EXERCISE DIRECTIONS - Extract every line from the records below that contains the word "mail".

***** GIVEN RECORDS *****

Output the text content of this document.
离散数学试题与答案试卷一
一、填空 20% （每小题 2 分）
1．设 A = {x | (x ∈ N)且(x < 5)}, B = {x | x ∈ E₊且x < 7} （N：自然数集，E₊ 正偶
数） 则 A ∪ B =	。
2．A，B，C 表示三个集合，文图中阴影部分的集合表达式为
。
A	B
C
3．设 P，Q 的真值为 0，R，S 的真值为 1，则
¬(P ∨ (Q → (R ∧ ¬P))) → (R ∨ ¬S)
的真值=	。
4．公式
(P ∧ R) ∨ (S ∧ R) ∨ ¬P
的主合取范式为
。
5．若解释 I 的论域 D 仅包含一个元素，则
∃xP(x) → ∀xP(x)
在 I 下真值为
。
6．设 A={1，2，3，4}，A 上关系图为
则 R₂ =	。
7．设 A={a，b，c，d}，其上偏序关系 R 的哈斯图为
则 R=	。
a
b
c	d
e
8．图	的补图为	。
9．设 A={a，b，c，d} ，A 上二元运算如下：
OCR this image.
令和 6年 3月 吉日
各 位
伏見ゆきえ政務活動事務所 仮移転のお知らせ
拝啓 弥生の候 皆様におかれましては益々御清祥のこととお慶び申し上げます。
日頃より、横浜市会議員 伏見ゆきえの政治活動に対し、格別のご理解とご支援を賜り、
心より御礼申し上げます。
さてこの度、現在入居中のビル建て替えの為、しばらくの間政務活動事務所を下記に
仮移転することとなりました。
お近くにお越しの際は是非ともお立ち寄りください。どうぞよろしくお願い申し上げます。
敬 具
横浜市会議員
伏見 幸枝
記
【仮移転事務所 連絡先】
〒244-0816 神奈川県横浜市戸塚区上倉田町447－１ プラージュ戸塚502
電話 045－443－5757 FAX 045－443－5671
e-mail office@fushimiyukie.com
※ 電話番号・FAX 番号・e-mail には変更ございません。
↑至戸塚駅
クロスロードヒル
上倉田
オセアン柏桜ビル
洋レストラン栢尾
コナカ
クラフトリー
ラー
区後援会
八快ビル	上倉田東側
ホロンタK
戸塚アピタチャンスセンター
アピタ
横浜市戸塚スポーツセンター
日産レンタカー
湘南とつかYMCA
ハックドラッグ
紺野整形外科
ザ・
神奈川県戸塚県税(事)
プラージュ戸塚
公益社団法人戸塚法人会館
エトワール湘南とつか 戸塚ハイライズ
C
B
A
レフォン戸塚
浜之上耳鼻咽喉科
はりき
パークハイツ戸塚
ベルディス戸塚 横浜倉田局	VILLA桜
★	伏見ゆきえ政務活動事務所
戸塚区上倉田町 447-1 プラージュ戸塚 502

*****

TASK ANSWER -
e-mail office@fushimiyukie.com
※ 電話番号・FAX 番号・e-mail には変更ございません。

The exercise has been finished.